**TASK:** Copy out all the entries word for word.

**MATERIAL:**
——————

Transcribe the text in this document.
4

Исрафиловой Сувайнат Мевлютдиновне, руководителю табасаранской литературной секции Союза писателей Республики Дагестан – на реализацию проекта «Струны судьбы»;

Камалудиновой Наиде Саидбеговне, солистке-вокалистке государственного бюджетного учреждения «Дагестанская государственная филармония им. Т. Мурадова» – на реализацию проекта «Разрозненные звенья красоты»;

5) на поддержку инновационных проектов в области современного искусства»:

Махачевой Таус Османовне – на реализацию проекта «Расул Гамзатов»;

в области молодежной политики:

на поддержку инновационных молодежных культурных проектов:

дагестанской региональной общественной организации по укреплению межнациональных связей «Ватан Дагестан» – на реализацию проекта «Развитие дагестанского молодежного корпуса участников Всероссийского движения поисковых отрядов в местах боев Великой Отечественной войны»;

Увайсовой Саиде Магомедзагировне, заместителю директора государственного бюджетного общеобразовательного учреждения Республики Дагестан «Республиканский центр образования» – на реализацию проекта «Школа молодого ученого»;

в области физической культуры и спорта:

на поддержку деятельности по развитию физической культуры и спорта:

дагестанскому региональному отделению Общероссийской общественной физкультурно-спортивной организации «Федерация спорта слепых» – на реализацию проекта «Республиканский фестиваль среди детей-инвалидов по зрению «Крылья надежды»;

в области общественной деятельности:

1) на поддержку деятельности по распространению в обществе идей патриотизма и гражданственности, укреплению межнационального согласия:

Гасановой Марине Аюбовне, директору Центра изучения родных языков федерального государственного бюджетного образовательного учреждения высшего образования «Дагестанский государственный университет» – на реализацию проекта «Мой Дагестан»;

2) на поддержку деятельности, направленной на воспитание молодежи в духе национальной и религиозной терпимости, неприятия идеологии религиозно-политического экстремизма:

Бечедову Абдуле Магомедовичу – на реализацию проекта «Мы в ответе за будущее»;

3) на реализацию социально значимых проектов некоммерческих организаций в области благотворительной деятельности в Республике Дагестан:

——————

**RESPONSE FOR THIS EXERCISE:**
Transcribe the text in this document.
4

Исрафиловой Сувайнат Мевлютдиновне, руководителю табасаранской литературной секции Союза писателей Республики Дагестан – на реализацию проекта «Струны судьбы»;

Камалудиновой Наиде Саидбеговне, солистке-вокалистке государственного бюджетного учреждения «Дагестанская государственная филармония им. Т. Мурадова» – на реализацию проекта «Разрозненные звенья красоты»;

5) на поддержку инновационных проектов в области современного искусства»:

Махачевой Таус Османовне – на реализацию проекта «Расул Гамзатов»;

в области молодежной политики:

на поддержку инновационных молодежных культурных проектов:

дагестанской региональной общественной организации по укреплению межнациональных связей «Ватан Дагестан» – на реализацию проекта «Развитие дагестанского молодежного корпуса участников Всероссийского движения поисковых отрядов в местах боев Великой Отечественной войны»;

Увайсовой Саиде Магомедзагировне, заместителю директора государственного бюджетного общеобразовательного учреждения Республики Дагестан «Республиканский центр образования» – на реализацию проекта «Школа молодого ученого»;

в области физической культуры и спорта:

на поддержку деятельности по развитию физической культуры и спорта:

дагестанскому региональному отделению Общероссийской общественной физкультурно-спортивной организации «Федерация спорта слепых» – на реализацию проекта «Республиканский фестиваль среди детей-инвалидов по зрению «Крылья надежды»;

в области общественной деятельности:

1) на поддержку деятельности по распространению в обществе идей патриотизма и гражданственности, укреплению межнационального согласия:

Гасановой Марине Аюбовне, директору Центра изучения родных языков федерального государственного бюджетного образовательного учреждения высшего образования «Дагестанский государственный университет» – на реализацию проекта «Мой Дагестан»;

2) на поддержку деятельности, направленной на воспитание молодежи в духе национальной и религиозной терпимости, неприятия идеологии религиозно-политического экстремизма:

Бечедову Абдуле Магомедовичу – на реализацию проекта «Мы в ответе за будущее»;

3) на реализацию социально значимых проектов некоммерческих организаций в области благотворительной деятельности в Республике Дагестан:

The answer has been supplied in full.